--- begin Record set ---

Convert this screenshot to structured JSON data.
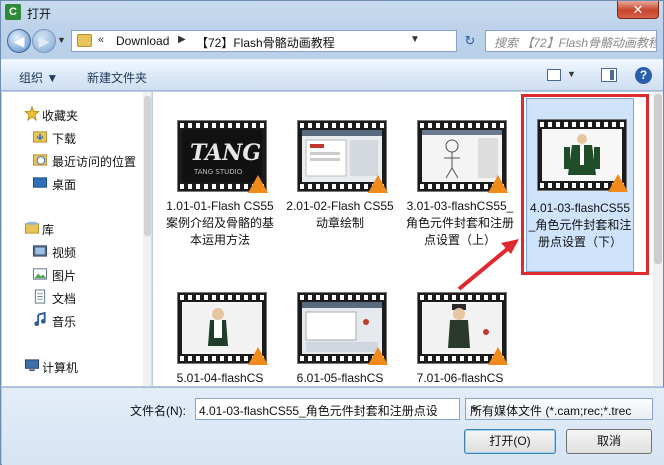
{
  "window": {
    "title": "打开",
    "app_icon_letter": "C",
    "close_label": "✕"
  },
  "nav": {
    "back_label": "◀",
    "forward_label": "▶",
    "breadcrumb_prefix": "«",
    "breadcrumb": [
      "Download",
      "【72】Flash骨骼动画教程"
    ],
    "search_placeholder": "搜索 【72】Flash骨骼动画教程"
  },
  "toolbar": {
    "organize": "组织 ▼",
    "new_folder": "新建文件夹",
    "help": "?"
  },
  "sidebar": {
    "items": [
      {
        "label": "收藏夹",
        "icon": "star-icon",
        "level": 0
      },
      {
        "label": "下载",
        "icon": "download-folder-icon",
        "level": 1
      },
      {
        "label": "最近访问的位置",
        "icon": "recent-places-icon",
        "level": 1
      },
      {
        "label": "桌面",
        "icon": "desktop-icon",
        "level": 1
      },
      {
        "label": "库",
        "icon": "library-icon",
        "level": 0
      },
      {
        "label": "视频",
        "icon": "video-library-icon",
        "level": 1
      },
      {
        "label": "图片",
        "icon": "pictures-library-icon",
        "level": 1
      },
      {
        "label": "文档",
        "icon": "documents-library-icon",
        "level": 1
      },
      {
        "label": "音乐",
        "icon": "music-library-icon",
        "level": 1
      },
      {
        "label": "计算机",
        "icon": "computer-icon",
        "level": 0
      }
    ]
  },
  "files": [
    {
      "label": "1.01-01-Flash CS55 案例介绍及骨骼的基本运用方法",
      "thumb": "tang-studio-logo"
    },
    {
      "label": "2.01-02-Flash CS55 动章绘制",
      "thumb": "flash-ui"
    },
    {
      "label": "3.01-03-flashCS55_角色元件封套和注册点设置（上）",
      "thumb": "sketch-figure"
    },
    {
      "label": "4.01-03-flashCS55_角色元件封套和注册点设置（下）",
      "thumb": "character-green-suit",
      "selected": true
    },
    {
      "label": "5.01-04-flashCS",
      "thumb": "character-white"
    },
    {
      "label": "6.01-05-flashCS",
      "thumb": "flash-timeline"
    },
    {
      "label": "7.01-06-flashCS",
      "thumb": "character-hat"
    }
  ],
  "bottom": {
    "filename_label": "文件名(N):",
    "filename_value": "4.01-03-flashCS55_角色元件封套和注册点设",
    "filetype_value": "所有媒体文件 (*.cam;rec;*.trec",
    "open_button": "打开(O)",
    "cancel_button": "取消"
  },
  "colors": {
    "highlight_red": "#e0282f",
    "selection_blue": "#cfe3fb",
    "vlc_orange": "#f08a1a"
  }
}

--- end Record set ---

§ **The task**: Check every line of the data above for the string "Flash骨骼动画教程", and copy those that have it.

§ **Answer to the exercise**:
      "【72】Flash骨骼动画教程"
    "search_placeholder": "搜索 【72】Flash骨骼动画教程"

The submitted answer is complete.